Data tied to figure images
************

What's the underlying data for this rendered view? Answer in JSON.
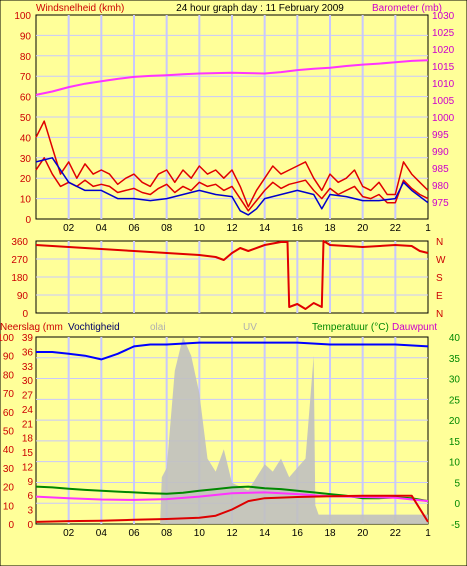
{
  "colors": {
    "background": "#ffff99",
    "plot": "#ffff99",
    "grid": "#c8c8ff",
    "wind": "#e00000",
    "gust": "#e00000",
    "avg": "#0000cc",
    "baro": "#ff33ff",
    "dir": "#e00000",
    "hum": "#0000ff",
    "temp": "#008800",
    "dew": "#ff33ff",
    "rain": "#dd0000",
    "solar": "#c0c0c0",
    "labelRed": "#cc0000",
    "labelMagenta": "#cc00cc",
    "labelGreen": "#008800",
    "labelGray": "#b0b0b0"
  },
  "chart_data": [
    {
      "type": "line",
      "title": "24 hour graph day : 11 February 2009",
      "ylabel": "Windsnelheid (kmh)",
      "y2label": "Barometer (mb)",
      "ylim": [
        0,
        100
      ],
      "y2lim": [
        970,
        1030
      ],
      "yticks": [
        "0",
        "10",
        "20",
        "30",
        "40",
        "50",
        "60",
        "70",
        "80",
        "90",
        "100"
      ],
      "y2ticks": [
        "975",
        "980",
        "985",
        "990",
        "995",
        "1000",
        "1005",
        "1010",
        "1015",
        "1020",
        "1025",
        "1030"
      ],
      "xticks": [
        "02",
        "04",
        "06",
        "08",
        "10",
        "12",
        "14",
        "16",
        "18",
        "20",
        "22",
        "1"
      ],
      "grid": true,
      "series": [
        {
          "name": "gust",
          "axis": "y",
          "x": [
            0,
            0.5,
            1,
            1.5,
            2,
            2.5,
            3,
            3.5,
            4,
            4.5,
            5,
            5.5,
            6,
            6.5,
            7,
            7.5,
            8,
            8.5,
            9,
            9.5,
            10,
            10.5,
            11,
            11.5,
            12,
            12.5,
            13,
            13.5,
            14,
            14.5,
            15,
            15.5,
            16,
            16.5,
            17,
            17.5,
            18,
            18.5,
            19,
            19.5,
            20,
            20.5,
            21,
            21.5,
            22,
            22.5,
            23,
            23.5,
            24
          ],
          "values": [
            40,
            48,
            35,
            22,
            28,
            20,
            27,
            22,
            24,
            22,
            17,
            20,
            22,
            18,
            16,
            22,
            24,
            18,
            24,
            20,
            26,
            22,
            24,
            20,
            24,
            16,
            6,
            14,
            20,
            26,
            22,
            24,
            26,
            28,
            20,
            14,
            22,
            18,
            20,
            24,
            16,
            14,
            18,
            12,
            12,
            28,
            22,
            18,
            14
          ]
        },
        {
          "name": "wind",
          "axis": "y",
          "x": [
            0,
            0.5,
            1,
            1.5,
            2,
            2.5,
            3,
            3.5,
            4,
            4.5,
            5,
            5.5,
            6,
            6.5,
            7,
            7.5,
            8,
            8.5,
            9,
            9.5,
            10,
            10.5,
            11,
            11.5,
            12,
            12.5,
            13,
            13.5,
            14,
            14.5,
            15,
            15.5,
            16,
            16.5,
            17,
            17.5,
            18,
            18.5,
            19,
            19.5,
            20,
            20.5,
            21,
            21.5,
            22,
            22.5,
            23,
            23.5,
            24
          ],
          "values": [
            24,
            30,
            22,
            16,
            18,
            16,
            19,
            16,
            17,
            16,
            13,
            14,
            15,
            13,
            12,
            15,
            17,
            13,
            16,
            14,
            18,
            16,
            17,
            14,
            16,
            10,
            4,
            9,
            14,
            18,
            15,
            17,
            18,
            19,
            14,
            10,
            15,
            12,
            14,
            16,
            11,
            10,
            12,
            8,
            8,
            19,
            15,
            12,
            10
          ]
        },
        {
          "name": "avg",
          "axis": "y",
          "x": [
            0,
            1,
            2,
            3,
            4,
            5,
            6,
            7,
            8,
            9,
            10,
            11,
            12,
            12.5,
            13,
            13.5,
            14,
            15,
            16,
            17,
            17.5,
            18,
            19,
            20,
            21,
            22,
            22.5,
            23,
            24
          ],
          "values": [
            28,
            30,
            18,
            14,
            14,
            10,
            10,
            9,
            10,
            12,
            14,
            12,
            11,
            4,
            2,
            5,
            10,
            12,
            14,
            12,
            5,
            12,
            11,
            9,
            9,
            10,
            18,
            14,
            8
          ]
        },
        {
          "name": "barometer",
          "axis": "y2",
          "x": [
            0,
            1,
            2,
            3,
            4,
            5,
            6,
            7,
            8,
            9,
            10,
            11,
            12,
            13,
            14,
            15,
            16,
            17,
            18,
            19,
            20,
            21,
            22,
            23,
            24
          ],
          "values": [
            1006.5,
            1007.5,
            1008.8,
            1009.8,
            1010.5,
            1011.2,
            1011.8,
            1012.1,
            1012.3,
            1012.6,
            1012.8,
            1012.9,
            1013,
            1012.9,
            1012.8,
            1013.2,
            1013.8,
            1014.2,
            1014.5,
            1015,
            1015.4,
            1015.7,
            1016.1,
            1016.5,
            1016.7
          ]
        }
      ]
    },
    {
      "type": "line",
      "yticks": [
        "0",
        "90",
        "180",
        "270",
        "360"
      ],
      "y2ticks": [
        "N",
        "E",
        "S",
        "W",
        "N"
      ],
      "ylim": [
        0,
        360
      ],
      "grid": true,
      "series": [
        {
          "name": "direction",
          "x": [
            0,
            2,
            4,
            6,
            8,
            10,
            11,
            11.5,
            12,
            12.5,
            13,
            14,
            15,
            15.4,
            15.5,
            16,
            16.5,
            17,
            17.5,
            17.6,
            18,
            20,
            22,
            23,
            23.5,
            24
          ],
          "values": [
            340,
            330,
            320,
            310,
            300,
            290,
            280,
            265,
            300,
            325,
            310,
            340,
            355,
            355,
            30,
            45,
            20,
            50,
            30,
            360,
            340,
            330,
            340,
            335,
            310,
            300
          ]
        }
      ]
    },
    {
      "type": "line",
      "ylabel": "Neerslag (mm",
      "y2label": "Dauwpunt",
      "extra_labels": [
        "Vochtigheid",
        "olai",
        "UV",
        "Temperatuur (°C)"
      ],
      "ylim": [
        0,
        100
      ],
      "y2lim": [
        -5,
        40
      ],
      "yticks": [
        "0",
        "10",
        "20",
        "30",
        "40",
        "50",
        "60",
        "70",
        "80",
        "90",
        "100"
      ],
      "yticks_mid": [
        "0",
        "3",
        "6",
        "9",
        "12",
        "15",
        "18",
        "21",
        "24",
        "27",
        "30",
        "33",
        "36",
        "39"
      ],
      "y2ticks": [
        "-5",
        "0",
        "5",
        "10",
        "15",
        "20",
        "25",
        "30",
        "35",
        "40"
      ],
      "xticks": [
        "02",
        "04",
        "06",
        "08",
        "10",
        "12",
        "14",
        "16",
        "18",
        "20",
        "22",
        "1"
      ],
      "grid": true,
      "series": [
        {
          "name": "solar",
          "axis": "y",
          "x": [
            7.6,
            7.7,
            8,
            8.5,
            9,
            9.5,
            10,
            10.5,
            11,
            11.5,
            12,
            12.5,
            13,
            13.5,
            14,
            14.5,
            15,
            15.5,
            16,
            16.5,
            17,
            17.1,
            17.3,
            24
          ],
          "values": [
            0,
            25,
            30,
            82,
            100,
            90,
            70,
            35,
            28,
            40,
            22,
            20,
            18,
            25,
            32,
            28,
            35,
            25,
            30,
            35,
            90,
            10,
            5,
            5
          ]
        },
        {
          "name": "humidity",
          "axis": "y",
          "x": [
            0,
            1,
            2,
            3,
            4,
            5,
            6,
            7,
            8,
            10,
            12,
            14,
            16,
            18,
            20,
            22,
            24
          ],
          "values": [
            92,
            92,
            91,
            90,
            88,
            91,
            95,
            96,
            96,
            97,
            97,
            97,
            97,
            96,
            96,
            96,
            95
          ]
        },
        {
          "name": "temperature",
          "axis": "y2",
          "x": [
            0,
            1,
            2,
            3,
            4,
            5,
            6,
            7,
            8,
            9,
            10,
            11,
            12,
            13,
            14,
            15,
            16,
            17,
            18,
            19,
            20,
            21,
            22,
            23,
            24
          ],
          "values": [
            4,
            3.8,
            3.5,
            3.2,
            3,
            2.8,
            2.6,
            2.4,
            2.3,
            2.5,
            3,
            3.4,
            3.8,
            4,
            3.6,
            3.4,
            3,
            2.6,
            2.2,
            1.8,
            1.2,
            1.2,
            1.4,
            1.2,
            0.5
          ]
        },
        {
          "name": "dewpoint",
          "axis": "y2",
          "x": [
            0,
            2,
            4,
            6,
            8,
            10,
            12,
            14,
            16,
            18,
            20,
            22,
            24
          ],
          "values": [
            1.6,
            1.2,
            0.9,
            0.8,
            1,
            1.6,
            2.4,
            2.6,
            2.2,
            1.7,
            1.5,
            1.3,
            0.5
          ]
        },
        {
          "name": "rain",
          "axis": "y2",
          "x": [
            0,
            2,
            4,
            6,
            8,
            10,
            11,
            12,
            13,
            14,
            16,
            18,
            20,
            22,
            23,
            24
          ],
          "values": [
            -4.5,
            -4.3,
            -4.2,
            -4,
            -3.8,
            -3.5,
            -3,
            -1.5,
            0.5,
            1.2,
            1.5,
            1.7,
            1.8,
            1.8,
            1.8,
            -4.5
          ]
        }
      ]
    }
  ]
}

************

■ **OBJECTIVE**:
State how many lines of the listing hold the string "name"; reply with the number and nothing else.

■ **EXERCISE RESULT**:
10